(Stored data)
* * * * *
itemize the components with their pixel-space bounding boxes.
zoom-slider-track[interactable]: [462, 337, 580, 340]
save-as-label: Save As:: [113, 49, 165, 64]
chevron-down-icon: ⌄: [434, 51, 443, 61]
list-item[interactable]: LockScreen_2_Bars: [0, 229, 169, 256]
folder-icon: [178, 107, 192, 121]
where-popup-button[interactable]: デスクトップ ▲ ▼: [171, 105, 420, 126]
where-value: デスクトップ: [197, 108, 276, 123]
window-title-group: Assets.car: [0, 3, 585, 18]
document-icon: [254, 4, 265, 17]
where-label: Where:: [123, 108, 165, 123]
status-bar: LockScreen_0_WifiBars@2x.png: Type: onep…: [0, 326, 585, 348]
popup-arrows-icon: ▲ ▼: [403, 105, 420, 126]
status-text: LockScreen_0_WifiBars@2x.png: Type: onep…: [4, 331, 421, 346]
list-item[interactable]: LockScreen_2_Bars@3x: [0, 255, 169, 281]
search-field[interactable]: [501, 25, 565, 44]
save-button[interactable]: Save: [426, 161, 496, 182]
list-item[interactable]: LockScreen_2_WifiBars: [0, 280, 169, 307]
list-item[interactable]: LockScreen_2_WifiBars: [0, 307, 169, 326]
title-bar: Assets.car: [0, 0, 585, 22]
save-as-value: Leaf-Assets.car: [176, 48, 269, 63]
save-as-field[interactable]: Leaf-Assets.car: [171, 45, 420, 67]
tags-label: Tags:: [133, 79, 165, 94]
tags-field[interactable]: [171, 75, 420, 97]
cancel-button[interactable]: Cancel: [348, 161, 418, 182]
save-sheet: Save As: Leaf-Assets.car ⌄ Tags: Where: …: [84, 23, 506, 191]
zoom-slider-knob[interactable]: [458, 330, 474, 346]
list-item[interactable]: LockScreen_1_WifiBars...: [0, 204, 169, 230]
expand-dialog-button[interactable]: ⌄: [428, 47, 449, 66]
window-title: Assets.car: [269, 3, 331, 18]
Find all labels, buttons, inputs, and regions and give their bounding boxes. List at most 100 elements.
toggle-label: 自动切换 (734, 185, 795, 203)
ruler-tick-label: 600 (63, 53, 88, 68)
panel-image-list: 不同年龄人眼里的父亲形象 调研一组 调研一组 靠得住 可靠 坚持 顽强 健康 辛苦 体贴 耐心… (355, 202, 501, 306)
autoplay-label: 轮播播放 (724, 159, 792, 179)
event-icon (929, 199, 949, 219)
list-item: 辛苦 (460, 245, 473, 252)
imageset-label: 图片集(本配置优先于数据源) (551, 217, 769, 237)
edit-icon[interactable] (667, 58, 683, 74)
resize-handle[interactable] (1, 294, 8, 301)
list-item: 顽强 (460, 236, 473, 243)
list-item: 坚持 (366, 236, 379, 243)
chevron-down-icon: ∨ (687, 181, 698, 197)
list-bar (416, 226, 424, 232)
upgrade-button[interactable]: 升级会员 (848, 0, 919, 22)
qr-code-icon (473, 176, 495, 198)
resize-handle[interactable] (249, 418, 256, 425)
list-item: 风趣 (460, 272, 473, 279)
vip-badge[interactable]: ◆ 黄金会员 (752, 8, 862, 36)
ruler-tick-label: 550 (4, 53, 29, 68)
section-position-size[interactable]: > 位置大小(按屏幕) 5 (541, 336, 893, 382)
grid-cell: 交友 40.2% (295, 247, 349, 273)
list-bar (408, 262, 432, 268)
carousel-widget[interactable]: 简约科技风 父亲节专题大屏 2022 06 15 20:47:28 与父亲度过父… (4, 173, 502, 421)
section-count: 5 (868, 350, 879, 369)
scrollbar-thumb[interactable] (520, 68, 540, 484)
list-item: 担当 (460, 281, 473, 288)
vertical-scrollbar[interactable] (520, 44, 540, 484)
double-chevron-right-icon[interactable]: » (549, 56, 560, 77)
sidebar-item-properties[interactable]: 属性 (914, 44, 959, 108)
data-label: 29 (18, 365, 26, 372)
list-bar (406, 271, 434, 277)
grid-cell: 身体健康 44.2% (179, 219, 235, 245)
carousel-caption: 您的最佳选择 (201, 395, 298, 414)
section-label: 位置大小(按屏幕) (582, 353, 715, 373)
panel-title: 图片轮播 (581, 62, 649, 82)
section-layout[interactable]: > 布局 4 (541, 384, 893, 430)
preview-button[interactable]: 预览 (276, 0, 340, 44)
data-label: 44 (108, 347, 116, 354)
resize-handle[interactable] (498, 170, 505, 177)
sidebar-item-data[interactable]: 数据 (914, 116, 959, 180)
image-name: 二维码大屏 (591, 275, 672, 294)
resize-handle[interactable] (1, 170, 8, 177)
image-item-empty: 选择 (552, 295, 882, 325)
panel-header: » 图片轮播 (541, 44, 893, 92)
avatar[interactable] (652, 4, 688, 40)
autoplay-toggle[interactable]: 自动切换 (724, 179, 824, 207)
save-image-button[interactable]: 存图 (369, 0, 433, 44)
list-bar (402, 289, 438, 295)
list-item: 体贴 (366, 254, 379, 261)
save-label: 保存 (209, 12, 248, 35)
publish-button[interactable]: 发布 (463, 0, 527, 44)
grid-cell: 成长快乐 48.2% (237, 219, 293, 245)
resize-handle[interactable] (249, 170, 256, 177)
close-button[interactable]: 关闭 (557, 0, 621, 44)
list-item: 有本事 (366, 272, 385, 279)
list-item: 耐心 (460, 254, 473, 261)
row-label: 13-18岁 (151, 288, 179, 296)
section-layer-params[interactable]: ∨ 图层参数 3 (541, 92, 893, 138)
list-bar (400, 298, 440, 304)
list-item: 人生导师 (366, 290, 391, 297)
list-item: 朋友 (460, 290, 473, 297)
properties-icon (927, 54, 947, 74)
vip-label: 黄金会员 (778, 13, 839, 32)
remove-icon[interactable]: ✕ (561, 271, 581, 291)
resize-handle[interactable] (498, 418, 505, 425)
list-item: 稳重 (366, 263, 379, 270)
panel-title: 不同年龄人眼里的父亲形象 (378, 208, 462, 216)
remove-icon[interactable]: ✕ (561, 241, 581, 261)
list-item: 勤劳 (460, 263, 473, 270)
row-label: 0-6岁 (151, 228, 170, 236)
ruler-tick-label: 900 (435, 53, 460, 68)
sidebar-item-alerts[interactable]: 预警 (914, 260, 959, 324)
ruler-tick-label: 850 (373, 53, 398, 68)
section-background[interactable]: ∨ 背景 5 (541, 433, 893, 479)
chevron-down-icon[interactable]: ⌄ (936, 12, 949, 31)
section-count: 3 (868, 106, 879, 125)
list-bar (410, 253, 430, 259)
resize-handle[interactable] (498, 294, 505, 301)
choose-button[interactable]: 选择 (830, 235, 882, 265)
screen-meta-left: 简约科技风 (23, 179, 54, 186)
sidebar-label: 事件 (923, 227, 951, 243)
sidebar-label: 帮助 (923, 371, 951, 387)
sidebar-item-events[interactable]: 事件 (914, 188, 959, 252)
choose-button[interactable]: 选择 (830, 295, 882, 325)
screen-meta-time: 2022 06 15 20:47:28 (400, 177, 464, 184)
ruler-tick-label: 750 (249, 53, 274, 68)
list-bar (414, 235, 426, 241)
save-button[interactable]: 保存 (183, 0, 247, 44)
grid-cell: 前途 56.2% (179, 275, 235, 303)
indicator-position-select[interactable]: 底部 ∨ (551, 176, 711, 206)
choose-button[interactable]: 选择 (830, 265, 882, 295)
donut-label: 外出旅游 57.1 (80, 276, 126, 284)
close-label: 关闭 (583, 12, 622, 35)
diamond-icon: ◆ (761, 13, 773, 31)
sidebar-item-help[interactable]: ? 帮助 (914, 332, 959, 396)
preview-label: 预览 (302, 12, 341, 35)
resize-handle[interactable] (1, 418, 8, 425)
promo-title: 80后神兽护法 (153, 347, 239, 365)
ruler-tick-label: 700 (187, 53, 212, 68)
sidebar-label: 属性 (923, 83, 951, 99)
* * * * *
» EXERCISE: Format the rows from the first one down to the line containing "chevron-down-icon: ∨ (687, 181, 698, 197)" as a JSON list of strings, with each line as its own string and blank lines omitted. Both ends are included.

» EXERCISE SOLUTION:
[
  "itemize the components with their pixel-space bounding boxes.",
  "zoom-slider-track[interactable]: [462, 337, 580, 340]",
  "save-as-label: Save As:: [113, 49, 165, 64]",
  "chevron-down-icon: ⌄: [434, 51, 443, 61]",
  "list-item[interactable]: LockScreen_2_Bars: [0, 229, 169, 256]",
  "folder-icon: [178, 107, 192, 121]",
  "where-popup-button[interactable]: デスクトップ ▲ ▼: [171, 105, 420, 126]",
  "where-value: デスクトップ: [197, 108, 276, 123]",
  "window-title-group: Assets.car: [0, 3, 585, 18]",
  "document-icon: [254, 4, 265, 17]",
  "where-label: Where:: [123, 108, 165, 123]",
  "status-bar: LockScreen_0_WifiBars@2x.png: Type: onep…: [0, 326, 585, 348]",
  "popup-arrows-icon: ▲ ▼: [403, 105, 420, 126]",
  "status-text: LockScreen_0_WifiBars@2x.png: Type: onep…: [4, 331, 421, 346]",
  "list-item[interactable]: LockScreen_2_Bars@3x: [0, 255, 169, 281]",
  "search-field[interactable]: [501, 25, 565, 44]",
  "save-button[interactable]: Save: [426, 161, 496, 182]",
  "list-item[interactable]: LockScreen_2_WifiBars: [0, 280, 169, 307]",
  "list-item[interactable]: LockScreen_2_WifiBars: [0, 307, 169, 326]",
  "title-bar: Assets.car: [0, 0, 585, 22]",
  "save-as-value: Leaf-Assets.car: [176, 48, 269, 63]",
  "save-as-field[interactable]: Leaf-Assets.car: [171, 45, 420, 67]",
  "tags-label: Tags:: [133, 79, 165, 94]",
  "tags-field[interactable]: [171, 75, 420, 97]",
  "cancel-button[interactable]: Cancel: [348, 161, 418, 182]",
  "save-sheet: Save As: Leaf-Assets.car ⌄ Tags: Where: …: [84, 23, 506, 191]",
  "zoom-slider-knob[interactable]: [458, 330, 474, 346]",
  "list-item[interactable]: LockScreen_1_WifiBars...: [0, 204, 169, 230]",
  "expand-dialog-button[interactable]: ⌄: [428, 47, 449, 66]",
  "window-title: Assets.car: [269, 3, 331, 18]",
  "Find all labels, buttons, inputs, and regions and give their bounding boxes. List at most 100 elements.",
  "toggle-label: 自动切换 (734, 185, 795, 203)",
  "ruler-tick-label: 600 (63, 53, 88, 68)",
  "panel-image-list: 不同年龄人眼里的父亲形象 调研一组 调研一组 靠得住 可靠 坚持 顽强 健康 辛苦 体贴 耐心… (355, 202, 501, 306)",
  "autoplay-label: 轮播播放 (724, 159, 792, 179)",
  "event-icon (929, 199, 949, 219)",
  "list-item: 辛苦 (460, 245, 473, 252)",
  "imageset-label: 图片集(本配置优先于数据源) (551, 217, 769, 237)",
  "edit-icon[interactable] (667, 58, 683, 74)",
  "resize-handle[interactable] (1, 294, 8, 301)",
  "list-item: 顽强 (460, 236, 473, 243)",
  "list-item: 坚持 (366, 236, 379, 243)",
  "chevron-down-icon: ∨ (687, 181, 698, 197)"
]